**YOUR GOAL**
Produce an exact copy of all the records.

**INFORMATION PROVIDED**

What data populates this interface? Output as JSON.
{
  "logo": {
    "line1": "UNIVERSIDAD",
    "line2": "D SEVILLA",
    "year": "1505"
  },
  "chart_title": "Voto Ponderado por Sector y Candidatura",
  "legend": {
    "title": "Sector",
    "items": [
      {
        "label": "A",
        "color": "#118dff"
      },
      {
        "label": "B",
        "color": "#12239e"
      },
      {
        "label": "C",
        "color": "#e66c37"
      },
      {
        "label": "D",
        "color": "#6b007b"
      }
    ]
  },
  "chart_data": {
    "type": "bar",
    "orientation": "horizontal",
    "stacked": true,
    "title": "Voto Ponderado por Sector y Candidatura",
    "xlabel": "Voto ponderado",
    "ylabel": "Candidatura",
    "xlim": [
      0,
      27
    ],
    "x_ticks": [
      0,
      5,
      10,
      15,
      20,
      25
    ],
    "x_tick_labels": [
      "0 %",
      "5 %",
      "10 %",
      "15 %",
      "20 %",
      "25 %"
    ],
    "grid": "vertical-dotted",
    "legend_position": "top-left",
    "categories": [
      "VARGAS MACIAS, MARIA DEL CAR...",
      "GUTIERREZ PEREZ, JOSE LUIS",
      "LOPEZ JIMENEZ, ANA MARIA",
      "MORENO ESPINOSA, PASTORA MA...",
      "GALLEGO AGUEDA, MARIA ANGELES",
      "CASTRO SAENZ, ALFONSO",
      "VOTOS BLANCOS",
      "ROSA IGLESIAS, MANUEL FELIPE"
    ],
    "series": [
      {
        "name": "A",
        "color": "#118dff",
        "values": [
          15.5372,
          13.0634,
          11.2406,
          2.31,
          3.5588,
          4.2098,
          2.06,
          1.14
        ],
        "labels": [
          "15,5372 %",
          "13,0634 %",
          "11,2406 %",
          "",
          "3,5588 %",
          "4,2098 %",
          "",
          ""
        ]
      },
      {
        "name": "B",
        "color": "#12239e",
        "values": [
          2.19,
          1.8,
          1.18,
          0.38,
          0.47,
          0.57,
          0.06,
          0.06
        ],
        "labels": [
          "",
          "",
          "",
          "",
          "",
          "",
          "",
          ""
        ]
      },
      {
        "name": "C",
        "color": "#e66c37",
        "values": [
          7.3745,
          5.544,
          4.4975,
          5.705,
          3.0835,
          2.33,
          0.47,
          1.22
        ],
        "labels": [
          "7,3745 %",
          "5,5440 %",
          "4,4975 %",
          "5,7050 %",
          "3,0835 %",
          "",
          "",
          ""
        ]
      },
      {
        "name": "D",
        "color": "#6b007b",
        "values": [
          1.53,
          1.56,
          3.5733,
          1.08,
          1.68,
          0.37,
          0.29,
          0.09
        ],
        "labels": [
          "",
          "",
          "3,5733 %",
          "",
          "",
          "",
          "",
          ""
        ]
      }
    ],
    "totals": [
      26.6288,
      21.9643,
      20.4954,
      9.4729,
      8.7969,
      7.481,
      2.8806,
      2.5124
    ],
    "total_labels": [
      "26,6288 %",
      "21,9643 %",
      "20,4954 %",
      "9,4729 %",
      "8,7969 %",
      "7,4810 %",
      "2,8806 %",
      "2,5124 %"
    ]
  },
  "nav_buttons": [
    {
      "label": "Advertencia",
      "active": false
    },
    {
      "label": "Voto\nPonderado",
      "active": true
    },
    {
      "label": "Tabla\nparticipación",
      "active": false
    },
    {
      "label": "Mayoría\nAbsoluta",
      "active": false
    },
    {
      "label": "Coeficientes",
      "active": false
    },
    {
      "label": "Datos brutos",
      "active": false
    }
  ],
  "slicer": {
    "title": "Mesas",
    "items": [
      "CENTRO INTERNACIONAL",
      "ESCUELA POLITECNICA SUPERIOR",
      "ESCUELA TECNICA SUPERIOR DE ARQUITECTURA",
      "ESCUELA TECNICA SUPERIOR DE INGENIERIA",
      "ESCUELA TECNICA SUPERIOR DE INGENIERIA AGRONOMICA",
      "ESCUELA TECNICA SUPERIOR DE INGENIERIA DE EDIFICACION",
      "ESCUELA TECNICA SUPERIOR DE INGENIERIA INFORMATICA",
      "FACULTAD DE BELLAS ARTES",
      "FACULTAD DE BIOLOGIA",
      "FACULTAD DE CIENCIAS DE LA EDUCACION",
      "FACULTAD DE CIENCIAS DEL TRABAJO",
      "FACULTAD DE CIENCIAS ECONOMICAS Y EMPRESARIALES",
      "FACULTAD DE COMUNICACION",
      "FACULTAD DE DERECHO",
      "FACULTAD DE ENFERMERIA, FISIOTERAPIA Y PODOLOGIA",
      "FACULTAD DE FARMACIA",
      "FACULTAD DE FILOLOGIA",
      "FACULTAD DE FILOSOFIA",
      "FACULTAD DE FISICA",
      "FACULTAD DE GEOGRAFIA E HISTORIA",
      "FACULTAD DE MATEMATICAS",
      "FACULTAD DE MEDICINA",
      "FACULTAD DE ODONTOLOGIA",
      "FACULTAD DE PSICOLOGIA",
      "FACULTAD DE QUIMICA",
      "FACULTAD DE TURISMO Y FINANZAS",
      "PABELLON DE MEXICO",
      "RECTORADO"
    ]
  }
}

**WORKED ANSWER**
What data populates this interface? Output as JSON.
{
  "logo": {
    "line1": "UNIVERSIDAD",
    "line2": "D SEVILLA",
    "year": "1505"
  },
  "chart_title": "Voto Ponderado por Sector y Candidatura",
  "legend": {
    "title": "Sector",
    "items": [
      {
        "label": "A",
        "color": "#118dff"
      },
      {
        "label": "B",
        "color": "#12239e"
      },
      {
        "label": "C",
        "color": "#e66c37"
      },
      {
        "label": "D",
        "color": "#6b007b"
      }
    ]
  },
  "chart_data": {
    "type": "bar",
    "orientation": "horizontal",
    "stacked": true,
    "title": "Voto Ponderado por Sector y Candidatura",
    "xlabel": "Voto ponderado",
    "ylabel": "Candidatura",
    "xlim": [
      0,
      27
    ],
    "x_ticks": [
      0,
      5,
      10,
      15,
      20,
      25
    ],
    "x_tick_labels": [
      "0 %",
      "5 %",
      "10 %",
      "15 %",
      "20 %",
      "25 %"
    ],
    "grid": "vertical-dotted",
    "legend_position": "top-left",
    "categories": [
      "VARGAS MACIAS, MARIA DEL CAR...",
      "GUTIERREZ PEREZ, JOSE LUIS",
      "LOPEZ JIMENEZ, ANA MARIA",
      "MORENO ESPINOSA, PASTORA MA...",
      "GALLEGO AGUEDA, MARIA ANGELES",
      "CASTRO SAENZ, ALFONSO",
      "VOTOS BLANCOS",
      "ROSA IGLESIAS, MANUEL FELIPE"
    ],
    "series": [
      {
        "name": "A",
        "color": "#118dff",
        "values": [
          15.5372,
          13.0634,
          11.2406,
          2.31,
          3.5588,
          4.2098,
          2.06,
          1.14
        ],
        "labels": [
          "15,5372 %",
          "13,0634 %",
          "11,2406 %",
          "",
          "3,5588 %",
          "4,2098 %",
          "",
          ""
        ]
      },
      {
        "name": "B",
        "color": "#12239e",
        "values": [
          2.19,
          1.8,
          1.18,
          0.38,
          0.47,
          0.57,
          0.06,
          0.06
        ],
        "labels": [
          "",
          "",
          "",
          "",
          "",
          "",
          "",
          ""
        ]
      },
      {
        "name": "C",
        "color": "#e66c37",
        "values": [
          7.3745,
          5.544,
          4.4975,
          5.705,
          3.0835,
          2.33,
          0.47,
          1.22
        ],
        "labels": [
          "7,3745 %",
          "5,5440 %",
          "4,4975 %",
          "5,7050 %",
          "3,0835 %",
          "",
          "",
          ""
        ]
      },
      {
        "name": "D",
        "color": "#6b007b",
        "values": [
          1.53,
          1.56,
          3.5733,
          1.08,
          1.68,
          0.37,
          0.29,
          0.09
        ],
        "labels": [
          "",
          "",
          "3,5733 %",
          "",
          "",
          "",
          "",
          ""
        ]
      }
    ],
    "totals": [
      26.6288,
      21.9643,
      20.4954,
      9.4729,
      8.7969,
      7.481,
      2.8806,
      2.5124
    ],
    "total_labels": [
      "26,6288 %",
      "21,9643 %",
      "20,4954 %",
      "9,4729 %",
      "8,7969 %",
      "7,4810 %",
      "2,8806 %",
      "2,5124 %"
    ]
  },
  "nav_buttons": [
    {
      "label": "Advertencia",
      "active": false
    },
    {
      "label": "Voto\nPonderado",
      "active": true
    },
    {
      "label": "Tabla\nparticipación",
      "active": false
    },
    {
      "label": "Mayoría\nAbsoluta",
      "active": false
    },
    {
      "label": "Coeficientes",
      "active": false
    },
    {
      "label": "Datos brutos",
      "active": false
    }
  ],
  "slicer": {
    "title": "Mesas",
    "items": [
      "CENTRO INTERNACIONAL",
      "ESCUELA POLITECNICA SUPERIOR",
      "ESCUELA TECNICA SUPERIOR DE ARQUITECTURA",
      "ESCUELA TECNICA SUPERIOR DE INGENIERIA",
      "ESCUELA TECNICA SUPERIOR DE INGENIERIA AGRONOMICA",
      "ESCUELA TECNICA SUPERIOR DE INGENIERIA DE EDIFICACION",
      "ESCUELA TECNICA SUPERIOR DE INGENIERIA INFORMATICA",
      "FACULTAD DE BELLAS ARTES",
      "FACULTAD DE BIOLOGIA",
      "FACULTAD DE CIENCIAS DE LA EDUCACION",
      "FACULTAD DE CIENCIAS DEL TRABAJO",
      "FACULTAD DE CIENCIAS ECONOMICAS Y EMPRESARIALES",
      "FACULTAD DE COMUNICACION",
      "FACULTAD DE DERECHO",
      "FACULTAD DE ENFERMERIA, FISIOTERAPIA Y PODOLOGIA",
      "FACULTAD DE FARMACIA",
      "FACULTAD DE FILOLOGIA",
      "FACULTAD DE FILOSOFIA",
      "FACULTAD DE FISICA",
      "FACULTAD DE GEOGRAFIA E HISTORIA",
      "FACULTAD DE MATEMATICAS",
      "FACULTAD DE MEDICINA",
      "FACULTAD DE ODONTOLOGIA",
      "FACULTAD DE PSICOLOGIA",
      "FACULTAD DE QUIMICA",
      "FACULTAD DE TURISMO Y FINANZAS",
      "PABELLON DE MEXICO",
      "RECTORADO"
    ]
  }
}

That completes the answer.